:: Items ::

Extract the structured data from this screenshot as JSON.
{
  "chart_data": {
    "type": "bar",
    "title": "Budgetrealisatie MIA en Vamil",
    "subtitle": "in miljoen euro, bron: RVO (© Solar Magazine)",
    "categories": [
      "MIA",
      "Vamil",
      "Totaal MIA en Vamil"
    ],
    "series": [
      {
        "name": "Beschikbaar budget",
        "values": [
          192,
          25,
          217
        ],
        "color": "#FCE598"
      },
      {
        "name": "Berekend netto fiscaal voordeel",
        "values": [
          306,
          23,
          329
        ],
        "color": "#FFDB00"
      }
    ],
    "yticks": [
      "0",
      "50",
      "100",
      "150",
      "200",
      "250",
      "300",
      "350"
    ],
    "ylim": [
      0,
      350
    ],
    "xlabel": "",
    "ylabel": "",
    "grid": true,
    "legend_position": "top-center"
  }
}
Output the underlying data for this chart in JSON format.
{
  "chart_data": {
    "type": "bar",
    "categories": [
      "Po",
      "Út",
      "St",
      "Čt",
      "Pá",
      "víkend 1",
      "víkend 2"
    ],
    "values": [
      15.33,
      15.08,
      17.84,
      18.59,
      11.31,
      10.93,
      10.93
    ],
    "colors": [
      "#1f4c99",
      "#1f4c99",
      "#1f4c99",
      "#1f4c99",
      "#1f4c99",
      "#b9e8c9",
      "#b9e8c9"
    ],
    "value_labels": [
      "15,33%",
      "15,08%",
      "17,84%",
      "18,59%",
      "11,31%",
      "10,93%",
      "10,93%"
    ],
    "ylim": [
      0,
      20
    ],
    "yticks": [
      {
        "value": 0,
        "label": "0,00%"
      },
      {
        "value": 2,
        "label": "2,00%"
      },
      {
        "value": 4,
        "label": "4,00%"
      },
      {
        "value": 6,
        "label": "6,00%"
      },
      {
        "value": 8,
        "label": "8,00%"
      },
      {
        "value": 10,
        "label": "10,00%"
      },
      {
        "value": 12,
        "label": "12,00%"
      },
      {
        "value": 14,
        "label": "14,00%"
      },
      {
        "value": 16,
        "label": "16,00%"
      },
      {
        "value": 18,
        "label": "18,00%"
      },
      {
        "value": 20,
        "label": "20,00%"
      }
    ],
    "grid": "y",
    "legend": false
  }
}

:::

> _Exercise prompt_:
Show the lines that mention the word "Vamil".

> _Exercise answer_:
    "title": "Budgetrealisatie MIA en Vamil",
      "Vamil",
      "Totaal MIA en Vamil"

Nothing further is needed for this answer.